━━━ TASK INPUT

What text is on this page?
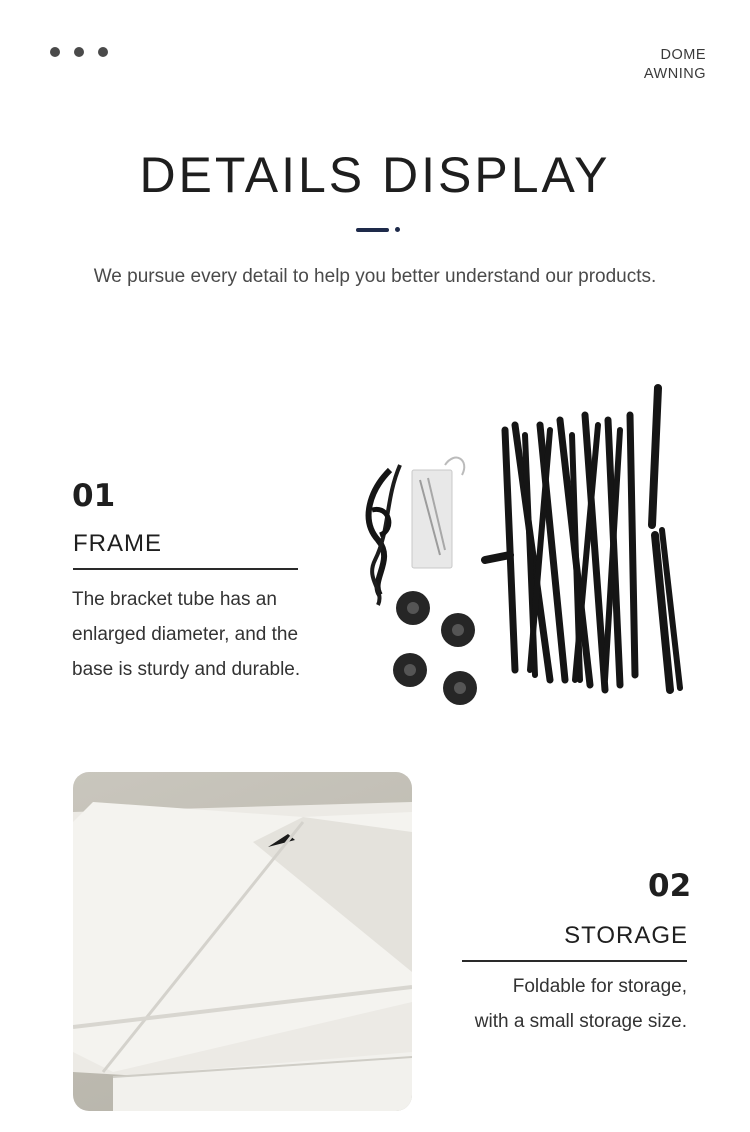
DOME
AWNING
DETAILS DISPLAY

We pursue every detail to help you better understand our products.

01

FRAME

The bracket tube has an
enlarged diameter, and the
base is sturdy and durable.

02

STORAGE

Foldable for storage,
with a small storage size.
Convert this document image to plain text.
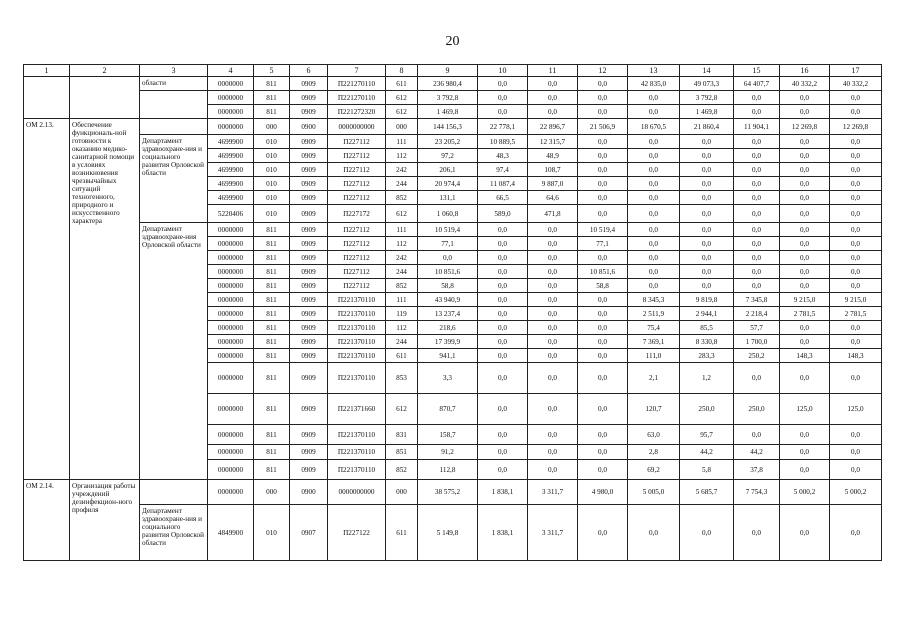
20
1	2	3	4	5	6	7	8	9	10	11	12	13	14	15	16	17
		области	0000000	811	0909	П221270110	611	236 980,4	0,0	0,0	0,0	42 835,0	49 073,3	64 407,7	40 332,2	40 332,2
			0000000	811	0909	П221270110	612	3 792,8	0,0	0,0	0,0	0,0	3 792,8	0,0	0,0	0,0
			0000000	811	0909	П221272320	612	1 469,8	0,0	0,0	0,0	0,0	1 469,8	0,0	0,0	0,0
ОМ 2.13.	Обеспечение функциональ-ной готовности к оказанию медико-санитарной помощи в условиях возникновения чрезвычайных ситуаций техногенного, природного и искусственного характера		0000000	000	0900	0000000000	000	144 156,3	22 778,1	22 896,7	21 506,9	18 670,5	21 860,4	11 904,1	12 269,8	12 269,8
		Департамент здравоохране-ния и социального развития Орловской области	4699900	010	0909	П227112	111	23 205,2	10 889,5	12 315,7	0,0	0,0	0,0	0,0	0,0	0,0
			4699900	010	0909	П227112	112	97,2	48,3	48,9	0,0	0,0	0,0	0,0	0,0	0,0
			4699900	010	0909	П227112	242	206,1	97,4	108,7	0,0	0,0	0,0	0,0	0,0	0,0
			4699900	010	0909	П227112	244	20 974,4	11 087,4	9 887,0	0,0	0,0	0,0	0,0	0,0	0,0
			4699900	010	0909	П227112	852	131,1	66,5	64,6	0,0	0,0	0,0	0,0	0,0	0,0
			5220406	010	0909	П227172	612	1 060,8	589,0	471,8	0,0	0,0	0,0	0,0	0,0	0,0
		Департамент здравоохране-ния Орловской области	0000000	811	0909	П227112	111	10 519,4	0,0	0,0	10 519,4	0,0	0,0	0,0	0,0	0,0
			0000000	811	0909	П227112	112	77,1	0,0	0,0	77,1	0,0	0,0	0,0	0,0	0,0
			0000000	811	0909	П227112	242	0,0	0,0	0,0	0,0	0,0	0,0	0,0	0,0	0,0
			0000000	811	0909	П227112	244	10 851,6	0,0	0,0	10 851,6	0,0	0,0	0,0	0,0	0,0
			0000000	811	0909	П227112	852	58,8	0,0	0,0	58,8	0,0	0,0	0,0	0,0	0,0
			0000000	811	0909	П221370110	111	43 940,9	0,0	0,0	0,0	8 345,3	9 819,8	7 345,8	9 215,0	9 215,0
			0000000	811	0909	П221370110	119	13 237,4	0,0	0,0	0,0	2 511,9	2 944,1	2 218,4	2 781,5	2 781,5
			0000000	811	0909	П221370110	112	218,6	0,0	0,0	0,0	75,4	85,5	57,7	0,0	0,0
			0000000	811	0909	П221370110	244	17 399,9	0,0	0,0	0,0	7 369,1	8 330,8	1 700,0	0,0	0,0
			0000000	811	0909	П221370110	611	941,1	0,0	0,0	0,0	111,0	283,3	250,2	148,3	148,3
			0000000	811	0909	П221370110	853	3,3	0,0	0,0	0,0	2,1	1,2	0,0	0,0	0,0
			0000000	811	0909	П221371660	612	870,7	0,0	0,0	0,0	120,7	250,0	250,0	125,0	125,0
			0000000	811	0909	П221370110	831	158,7	0,0	0,0	0,0	63,0	95,7	0,0	0,0	0,0
			0000000	811	0909	П221370110	851	91,2	0,0	0,0	0,0	2,8	44,2	44,2	0,0	0,0
			0000000	811	0909	П221370110	852	112,8	0,0	0,0	0,0	69,2	5,8	37,8	0,0	0,0
ОМ 2.14.	Организация работы учреждений дезинфекцион-ного профиля		0000000	000	0900	0000000000	000	38 575,2	1 838,1	3 311,7	4 980,0	5 005,0	5 685,7	7 754,3	5 000,2	5 000,2
		Департамент здравоохране-ния и социального развития Орловской области	4849900	010	0907	П227122	611	5 149,8	1 838,1	3 311,7	0,0	0,0	0,0	0,0	0,0	0,0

━━━━━━

What is the number of lines in the records above that include the word "text"? Reply with that number and nothing more.

2